But the ultimate relationship may be much more harmonious, according to a new report, which suggests that many employees are embracing artificial intelligence (AI) in the workplace.

In fact, as many as 64% of workers say they would trust a robot over their manager, based on the joint study from U.S. technology company Oracle and research firm Future Workplace. Meanwhile, more than half say they have already turned to a robot for advice instead of their manager.

The phenomenon is especially pronounced in Asia, where employees expressed a disproportionate distrust in their human colleagues when compared to technology. For example, 89% of workers in India and 88% of those in China admitted to trusting robots over their managers.

The two gargantuan labor forces were joined by workers in Singapore (83%), Brazil (78%), Japan (76%), Australia and New Zealand (58%), the U.S. (57%), the U.K. (54%) and France (56%) in trusting robots over their managers.

A ‘warning sign’ for managers

The findings, which are based on responses from more than 8,300 workers across 10 countries, reflect a growing use of artificial intelligence in the workplace.

According to the research, 50% of workers currently use some form of AI at work, up from 32% last year. India and China lead that charge, thanks in part to their youthful populations and rapid rate of tech adoption.

However, they also highlight the need for managers to foster stronger relationships with their staff, Shaakun Khanna, Oracle’s head of human capital management applications for Asia-Pacific, told CNBC Make It.

“I think it’s a big warning sign for the managers,” said Khanna, noting that leaders and aspiring leaders must work to excel in areas where technology falls short.

“I always tell people if they want to survive the AI risk, they should embrace EI (emotional intelligence),” he continued.
- - -
#### SHORT TASK A
In the article on workplace AI, what percentage of workers in India said they trust robots over their managers?
The records that follow are unrelated to the article.
- - -
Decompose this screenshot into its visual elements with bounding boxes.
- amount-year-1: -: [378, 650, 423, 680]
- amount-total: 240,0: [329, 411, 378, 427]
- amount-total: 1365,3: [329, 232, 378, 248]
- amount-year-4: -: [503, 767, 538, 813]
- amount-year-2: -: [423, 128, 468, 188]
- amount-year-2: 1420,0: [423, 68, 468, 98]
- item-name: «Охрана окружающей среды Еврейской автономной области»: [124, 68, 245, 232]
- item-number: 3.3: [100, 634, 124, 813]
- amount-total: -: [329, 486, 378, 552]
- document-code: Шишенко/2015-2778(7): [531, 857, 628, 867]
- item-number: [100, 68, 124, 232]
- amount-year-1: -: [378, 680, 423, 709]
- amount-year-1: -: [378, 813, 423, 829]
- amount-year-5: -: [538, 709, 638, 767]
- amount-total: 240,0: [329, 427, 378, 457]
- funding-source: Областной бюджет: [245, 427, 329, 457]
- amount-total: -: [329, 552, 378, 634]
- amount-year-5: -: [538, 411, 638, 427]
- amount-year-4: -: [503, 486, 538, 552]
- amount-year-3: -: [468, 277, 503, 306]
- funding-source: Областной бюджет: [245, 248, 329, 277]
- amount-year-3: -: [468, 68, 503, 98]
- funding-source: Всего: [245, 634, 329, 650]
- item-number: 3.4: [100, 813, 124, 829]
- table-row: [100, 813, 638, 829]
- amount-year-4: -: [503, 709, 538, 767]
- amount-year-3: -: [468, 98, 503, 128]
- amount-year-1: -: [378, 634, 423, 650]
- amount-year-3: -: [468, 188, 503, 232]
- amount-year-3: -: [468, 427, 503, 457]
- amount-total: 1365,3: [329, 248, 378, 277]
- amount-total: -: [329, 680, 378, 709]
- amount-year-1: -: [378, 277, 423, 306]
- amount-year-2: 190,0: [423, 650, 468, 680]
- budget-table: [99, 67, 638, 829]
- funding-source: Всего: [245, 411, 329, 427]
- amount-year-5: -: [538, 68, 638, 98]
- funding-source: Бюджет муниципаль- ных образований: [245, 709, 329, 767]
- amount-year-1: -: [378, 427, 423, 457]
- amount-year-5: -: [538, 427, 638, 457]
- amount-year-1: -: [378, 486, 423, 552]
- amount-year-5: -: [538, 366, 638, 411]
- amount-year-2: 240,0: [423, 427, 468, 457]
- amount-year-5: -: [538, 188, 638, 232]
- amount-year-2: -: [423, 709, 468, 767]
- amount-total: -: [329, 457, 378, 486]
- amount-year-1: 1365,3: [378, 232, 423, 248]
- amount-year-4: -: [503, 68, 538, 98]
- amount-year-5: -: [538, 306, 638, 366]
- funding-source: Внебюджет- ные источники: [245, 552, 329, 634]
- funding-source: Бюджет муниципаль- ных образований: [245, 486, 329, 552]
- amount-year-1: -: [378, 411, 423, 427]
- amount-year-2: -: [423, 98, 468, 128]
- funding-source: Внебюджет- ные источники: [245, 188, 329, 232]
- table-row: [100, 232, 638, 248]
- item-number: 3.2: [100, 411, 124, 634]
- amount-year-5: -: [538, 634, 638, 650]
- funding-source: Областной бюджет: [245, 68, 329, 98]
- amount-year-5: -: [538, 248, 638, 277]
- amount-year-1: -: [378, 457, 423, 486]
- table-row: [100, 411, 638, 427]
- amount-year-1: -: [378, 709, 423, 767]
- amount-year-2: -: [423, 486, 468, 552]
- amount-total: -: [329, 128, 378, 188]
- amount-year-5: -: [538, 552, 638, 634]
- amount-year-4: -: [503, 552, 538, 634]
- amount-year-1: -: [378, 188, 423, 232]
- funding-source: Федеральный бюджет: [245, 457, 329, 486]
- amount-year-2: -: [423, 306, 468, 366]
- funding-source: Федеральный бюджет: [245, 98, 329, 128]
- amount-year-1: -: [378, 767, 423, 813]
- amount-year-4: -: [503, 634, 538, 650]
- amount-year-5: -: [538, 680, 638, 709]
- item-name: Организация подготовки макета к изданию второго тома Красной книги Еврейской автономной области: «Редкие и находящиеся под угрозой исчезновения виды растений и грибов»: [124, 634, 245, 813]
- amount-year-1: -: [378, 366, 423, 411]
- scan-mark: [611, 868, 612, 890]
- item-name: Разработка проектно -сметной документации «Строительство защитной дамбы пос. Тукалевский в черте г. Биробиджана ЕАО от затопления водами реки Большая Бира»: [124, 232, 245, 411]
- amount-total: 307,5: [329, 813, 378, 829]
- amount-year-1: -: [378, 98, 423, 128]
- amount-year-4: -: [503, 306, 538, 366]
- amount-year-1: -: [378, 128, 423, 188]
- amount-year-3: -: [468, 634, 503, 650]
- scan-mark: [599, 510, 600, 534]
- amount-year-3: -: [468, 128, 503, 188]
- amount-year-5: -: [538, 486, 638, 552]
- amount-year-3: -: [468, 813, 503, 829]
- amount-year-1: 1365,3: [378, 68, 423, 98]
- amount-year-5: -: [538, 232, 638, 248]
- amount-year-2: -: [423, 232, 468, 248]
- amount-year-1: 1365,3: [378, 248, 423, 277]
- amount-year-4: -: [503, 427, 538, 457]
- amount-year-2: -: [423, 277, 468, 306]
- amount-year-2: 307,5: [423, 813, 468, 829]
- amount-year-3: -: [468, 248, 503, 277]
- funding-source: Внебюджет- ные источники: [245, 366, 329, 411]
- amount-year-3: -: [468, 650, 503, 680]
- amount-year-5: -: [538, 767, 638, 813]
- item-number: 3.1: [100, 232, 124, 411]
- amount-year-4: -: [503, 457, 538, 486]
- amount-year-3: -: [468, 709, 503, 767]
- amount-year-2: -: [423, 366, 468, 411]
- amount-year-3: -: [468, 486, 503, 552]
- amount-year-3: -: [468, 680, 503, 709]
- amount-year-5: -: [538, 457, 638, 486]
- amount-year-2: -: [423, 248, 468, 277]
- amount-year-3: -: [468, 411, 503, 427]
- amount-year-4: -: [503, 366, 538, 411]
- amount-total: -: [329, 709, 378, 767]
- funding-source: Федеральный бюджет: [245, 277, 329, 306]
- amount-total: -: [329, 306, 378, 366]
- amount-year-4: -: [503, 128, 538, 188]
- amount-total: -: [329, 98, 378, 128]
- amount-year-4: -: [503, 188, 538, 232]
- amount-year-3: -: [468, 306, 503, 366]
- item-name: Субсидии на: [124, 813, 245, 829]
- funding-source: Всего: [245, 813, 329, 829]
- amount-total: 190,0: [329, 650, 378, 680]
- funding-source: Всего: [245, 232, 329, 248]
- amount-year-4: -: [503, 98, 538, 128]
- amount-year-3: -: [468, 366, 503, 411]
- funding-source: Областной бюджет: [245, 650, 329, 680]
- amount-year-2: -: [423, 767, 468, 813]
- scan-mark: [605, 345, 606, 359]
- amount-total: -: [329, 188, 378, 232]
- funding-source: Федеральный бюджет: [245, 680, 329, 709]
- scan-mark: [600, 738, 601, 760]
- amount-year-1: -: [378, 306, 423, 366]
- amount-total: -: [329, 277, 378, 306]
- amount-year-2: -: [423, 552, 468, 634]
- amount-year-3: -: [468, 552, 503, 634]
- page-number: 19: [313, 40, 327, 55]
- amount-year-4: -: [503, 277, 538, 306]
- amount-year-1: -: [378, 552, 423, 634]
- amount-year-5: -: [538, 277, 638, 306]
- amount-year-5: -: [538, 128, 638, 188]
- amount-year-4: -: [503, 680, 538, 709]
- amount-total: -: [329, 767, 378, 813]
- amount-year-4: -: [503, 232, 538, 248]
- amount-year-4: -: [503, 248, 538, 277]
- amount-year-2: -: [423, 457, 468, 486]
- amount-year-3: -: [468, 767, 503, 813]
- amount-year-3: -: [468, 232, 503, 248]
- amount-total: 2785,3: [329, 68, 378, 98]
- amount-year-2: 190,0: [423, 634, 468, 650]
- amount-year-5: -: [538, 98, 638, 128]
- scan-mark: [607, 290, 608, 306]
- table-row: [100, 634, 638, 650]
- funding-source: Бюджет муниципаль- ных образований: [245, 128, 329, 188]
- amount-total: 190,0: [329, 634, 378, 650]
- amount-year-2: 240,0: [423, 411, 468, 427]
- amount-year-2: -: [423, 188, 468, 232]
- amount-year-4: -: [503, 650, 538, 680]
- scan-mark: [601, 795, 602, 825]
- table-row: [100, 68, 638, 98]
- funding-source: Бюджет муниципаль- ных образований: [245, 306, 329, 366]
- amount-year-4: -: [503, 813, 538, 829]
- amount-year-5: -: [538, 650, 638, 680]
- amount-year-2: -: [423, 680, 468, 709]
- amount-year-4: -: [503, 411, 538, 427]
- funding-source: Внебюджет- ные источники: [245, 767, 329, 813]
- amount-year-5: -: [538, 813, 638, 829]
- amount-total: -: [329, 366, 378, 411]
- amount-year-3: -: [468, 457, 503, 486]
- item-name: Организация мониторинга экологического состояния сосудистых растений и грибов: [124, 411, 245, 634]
- - -
#### SHORT TASK B
Return every line of the records that contains the string "number".

#### COMPLETE RESPONSE A
89% of workers in India said they trust robots over their managers.

#### COMPLETE RESPONSE B
- item-number: 3.3: [100, 634, 124, 813]
- item-number: [100, 68, 124, 232]
- item-number: 3.4: [100, 813, 124, 829]
- item-number: 3.2: [100, 411, 124, 634]
- item-number: 3.1: [100, 232, 124, 411]
- page-number: 19: [313, 40, 327, 55]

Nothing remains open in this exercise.